» **ENTRIES SUPPLIED**
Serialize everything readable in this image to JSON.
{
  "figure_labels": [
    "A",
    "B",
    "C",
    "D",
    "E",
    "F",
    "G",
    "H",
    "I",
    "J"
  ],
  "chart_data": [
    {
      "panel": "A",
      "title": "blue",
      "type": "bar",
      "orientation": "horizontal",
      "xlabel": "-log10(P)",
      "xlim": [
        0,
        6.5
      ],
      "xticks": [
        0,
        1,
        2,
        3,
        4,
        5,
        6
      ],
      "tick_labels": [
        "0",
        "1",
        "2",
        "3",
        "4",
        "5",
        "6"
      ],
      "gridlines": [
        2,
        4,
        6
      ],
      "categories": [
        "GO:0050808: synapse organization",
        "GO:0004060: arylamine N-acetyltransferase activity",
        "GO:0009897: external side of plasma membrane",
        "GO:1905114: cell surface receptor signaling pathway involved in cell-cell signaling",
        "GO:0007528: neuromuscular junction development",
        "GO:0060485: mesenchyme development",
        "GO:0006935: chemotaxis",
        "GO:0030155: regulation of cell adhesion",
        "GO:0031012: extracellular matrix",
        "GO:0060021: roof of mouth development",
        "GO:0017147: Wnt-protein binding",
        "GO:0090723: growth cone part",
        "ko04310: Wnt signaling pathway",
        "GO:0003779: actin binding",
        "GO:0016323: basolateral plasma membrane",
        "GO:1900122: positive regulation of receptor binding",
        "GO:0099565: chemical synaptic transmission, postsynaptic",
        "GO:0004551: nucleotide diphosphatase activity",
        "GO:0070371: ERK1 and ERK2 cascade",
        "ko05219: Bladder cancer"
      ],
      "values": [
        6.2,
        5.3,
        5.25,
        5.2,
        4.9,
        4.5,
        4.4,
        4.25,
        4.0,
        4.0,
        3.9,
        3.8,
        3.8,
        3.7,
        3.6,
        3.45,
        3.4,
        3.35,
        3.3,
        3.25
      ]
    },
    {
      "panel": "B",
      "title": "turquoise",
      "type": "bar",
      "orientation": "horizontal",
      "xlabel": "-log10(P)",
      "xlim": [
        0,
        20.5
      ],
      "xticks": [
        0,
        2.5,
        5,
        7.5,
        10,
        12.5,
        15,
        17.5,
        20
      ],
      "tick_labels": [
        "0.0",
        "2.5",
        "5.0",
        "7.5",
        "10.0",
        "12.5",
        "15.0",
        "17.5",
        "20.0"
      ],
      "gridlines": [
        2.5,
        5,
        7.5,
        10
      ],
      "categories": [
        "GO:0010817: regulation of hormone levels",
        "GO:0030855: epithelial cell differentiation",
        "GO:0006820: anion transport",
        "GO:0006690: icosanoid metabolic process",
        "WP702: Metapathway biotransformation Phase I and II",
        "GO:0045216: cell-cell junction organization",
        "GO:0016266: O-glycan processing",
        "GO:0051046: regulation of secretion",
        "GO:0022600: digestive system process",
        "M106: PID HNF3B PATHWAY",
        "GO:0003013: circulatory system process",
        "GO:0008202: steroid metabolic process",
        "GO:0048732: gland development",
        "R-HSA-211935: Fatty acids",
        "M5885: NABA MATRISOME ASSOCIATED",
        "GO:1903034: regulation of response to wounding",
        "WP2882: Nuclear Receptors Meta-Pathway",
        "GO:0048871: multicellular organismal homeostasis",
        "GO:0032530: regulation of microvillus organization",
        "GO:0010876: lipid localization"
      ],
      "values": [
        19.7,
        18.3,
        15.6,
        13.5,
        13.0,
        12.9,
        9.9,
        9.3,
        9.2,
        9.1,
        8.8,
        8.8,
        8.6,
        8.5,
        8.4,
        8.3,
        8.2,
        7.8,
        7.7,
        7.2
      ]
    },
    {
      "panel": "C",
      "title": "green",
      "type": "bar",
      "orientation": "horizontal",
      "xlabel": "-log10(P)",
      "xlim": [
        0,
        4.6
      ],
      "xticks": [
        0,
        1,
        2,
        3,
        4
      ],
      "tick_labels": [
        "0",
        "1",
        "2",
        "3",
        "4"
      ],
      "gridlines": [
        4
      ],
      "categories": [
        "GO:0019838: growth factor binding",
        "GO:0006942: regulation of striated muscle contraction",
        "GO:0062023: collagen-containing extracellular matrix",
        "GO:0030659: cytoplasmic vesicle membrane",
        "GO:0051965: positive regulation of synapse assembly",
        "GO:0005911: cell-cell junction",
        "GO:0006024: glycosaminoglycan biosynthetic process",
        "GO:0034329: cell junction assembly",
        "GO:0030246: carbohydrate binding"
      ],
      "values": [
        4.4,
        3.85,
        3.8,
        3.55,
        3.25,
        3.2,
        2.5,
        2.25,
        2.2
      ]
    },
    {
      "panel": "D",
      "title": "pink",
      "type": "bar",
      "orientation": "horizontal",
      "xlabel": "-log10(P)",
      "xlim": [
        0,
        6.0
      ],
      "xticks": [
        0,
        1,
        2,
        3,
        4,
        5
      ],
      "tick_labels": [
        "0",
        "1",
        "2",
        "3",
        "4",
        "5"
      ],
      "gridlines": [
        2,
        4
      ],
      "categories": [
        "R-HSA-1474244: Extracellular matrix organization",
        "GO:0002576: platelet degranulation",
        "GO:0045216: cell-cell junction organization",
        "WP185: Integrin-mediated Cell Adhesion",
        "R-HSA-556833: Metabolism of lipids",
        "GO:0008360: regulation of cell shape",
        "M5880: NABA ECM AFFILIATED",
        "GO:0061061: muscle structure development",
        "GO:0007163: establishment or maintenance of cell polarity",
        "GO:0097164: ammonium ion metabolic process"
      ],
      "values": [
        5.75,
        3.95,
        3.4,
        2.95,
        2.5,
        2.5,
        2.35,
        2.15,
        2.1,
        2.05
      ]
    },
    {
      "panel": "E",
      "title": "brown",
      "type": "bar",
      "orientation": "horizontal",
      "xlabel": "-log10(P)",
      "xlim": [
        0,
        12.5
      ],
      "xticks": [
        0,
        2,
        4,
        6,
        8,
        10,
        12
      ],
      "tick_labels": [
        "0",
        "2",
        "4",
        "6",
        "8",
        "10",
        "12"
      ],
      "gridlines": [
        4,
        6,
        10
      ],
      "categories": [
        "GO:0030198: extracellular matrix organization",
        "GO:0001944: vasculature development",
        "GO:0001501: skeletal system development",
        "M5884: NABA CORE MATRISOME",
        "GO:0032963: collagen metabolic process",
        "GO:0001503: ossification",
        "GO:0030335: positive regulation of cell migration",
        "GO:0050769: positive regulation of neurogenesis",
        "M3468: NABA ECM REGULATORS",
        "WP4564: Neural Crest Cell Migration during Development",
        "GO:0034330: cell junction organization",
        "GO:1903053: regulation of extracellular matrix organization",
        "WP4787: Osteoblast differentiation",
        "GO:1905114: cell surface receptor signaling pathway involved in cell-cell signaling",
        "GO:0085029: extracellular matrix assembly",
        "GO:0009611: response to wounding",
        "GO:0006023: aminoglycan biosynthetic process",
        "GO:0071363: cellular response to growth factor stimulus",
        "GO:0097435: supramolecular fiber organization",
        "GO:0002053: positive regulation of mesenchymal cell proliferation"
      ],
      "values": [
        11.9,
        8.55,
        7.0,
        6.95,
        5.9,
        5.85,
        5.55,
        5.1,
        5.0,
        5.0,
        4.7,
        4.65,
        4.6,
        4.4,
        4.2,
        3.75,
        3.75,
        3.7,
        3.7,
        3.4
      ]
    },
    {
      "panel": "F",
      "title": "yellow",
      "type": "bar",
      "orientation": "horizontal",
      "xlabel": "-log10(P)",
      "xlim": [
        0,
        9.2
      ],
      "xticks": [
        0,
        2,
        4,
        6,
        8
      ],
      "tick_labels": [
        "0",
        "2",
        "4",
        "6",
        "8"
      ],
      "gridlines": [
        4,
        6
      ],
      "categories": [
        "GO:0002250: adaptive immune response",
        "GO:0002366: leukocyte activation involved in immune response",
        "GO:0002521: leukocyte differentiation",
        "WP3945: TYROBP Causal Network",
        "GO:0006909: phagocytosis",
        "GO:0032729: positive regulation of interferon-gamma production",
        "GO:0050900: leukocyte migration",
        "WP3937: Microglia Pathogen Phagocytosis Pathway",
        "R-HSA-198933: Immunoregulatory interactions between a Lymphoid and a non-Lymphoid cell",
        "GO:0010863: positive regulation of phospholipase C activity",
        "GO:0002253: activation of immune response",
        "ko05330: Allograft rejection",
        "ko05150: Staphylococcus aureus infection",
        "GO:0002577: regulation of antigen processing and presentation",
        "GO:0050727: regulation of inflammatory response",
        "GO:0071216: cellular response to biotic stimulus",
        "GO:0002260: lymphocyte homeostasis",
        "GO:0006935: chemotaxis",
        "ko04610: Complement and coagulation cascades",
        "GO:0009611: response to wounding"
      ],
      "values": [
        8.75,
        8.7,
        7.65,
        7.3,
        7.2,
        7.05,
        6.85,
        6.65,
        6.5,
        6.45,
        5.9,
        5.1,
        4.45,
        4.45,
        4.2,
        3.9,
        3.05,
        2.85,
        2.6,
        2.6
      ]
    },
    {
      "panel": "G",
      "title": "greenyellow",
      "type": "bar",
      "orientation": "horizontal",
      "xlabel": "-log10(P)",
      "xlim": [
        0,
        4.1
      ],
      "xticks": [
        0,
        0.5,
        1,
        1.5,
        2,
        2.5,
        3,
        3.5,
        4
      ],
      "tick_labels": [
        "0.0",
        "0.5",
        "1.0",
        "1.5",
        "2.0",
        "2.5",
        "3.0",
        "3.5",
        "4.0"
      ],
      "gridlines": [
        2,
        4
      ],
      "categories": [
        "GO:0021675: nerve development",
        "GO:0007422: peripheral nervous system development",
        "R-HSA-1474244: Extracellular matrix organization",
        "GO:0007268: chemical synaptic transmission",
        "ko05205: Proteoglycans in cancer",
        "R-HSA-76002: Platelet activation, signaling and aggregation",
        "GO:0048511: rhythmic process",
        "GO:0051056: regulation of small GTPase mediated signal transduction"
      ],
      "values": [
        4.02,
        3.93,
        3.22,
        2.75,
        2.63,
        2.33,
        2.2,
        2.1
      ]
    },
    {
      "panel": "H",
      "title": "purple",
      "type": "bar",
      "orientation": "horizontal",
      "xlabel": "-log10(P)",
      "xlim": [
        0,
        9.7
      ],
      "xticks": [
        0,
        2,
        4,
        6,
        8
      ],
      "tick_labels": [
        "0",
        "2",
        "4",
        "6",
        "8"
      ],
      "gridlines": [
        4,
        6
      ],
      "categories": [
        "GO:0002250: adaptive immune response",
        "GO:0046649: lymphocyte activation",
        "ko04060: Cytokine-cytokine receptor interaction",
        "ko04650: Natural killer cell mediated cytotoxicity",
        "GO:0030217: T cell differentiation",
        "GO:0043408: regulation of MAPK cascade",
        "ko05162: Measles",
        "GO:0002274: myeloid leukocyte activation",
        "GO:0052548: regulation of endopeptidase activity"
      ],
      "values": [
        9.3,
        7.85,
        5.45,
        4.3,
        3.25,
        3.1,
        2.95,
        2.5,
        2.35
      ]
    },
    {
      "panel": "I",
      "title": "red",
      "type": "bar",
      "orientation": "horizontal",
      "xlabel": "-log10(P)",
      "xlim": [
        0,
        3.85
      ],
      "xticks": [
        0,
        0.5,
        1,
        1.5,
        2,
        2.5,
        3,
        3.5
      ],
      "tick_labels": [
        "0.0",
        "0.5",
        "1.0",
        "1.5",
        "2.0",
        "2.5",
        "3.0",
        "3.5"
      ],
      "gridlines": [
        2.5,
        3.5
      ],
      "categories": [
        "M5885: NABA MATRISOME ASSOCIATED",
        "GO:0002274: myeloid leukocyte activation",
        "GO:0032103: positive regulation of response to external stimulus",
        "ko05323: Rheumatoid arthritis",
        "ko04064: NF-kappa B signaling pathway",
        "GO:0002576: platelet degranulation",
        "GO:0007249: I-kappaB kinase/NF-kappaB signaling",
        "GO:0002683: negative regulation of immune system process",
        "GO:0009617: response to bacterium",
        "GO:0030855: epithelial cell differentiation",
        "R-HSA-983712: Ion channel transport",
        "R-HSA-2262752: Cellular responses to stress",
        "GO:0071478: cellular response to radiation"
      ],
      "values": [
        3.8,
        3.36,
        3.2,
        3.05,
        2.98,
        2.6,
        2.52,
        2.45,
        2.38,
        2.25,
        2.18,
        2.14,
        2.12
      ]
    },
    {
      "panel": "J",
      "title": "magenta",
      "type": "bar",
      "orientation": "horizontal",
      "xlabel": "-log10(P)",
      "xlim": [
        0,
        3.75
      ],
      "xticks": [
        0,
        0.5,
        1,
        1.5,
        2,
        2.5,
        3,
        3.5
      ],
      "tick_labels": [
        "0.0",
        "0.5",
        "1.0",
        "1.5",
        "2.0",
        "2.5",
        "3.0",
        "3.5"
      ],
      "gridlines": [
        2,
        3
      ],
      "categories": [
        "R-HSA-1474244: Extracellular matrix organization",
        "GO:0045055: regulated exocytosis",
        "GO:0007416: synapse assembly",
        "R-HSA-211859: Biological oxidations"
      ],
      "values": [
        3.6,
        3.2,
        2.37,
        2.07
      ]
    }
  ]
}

» **TASK ITEM**
Lines containing the string "activity": report how many there are in the material above, and nothing more.

» **WRITTEN RESPONSE**
4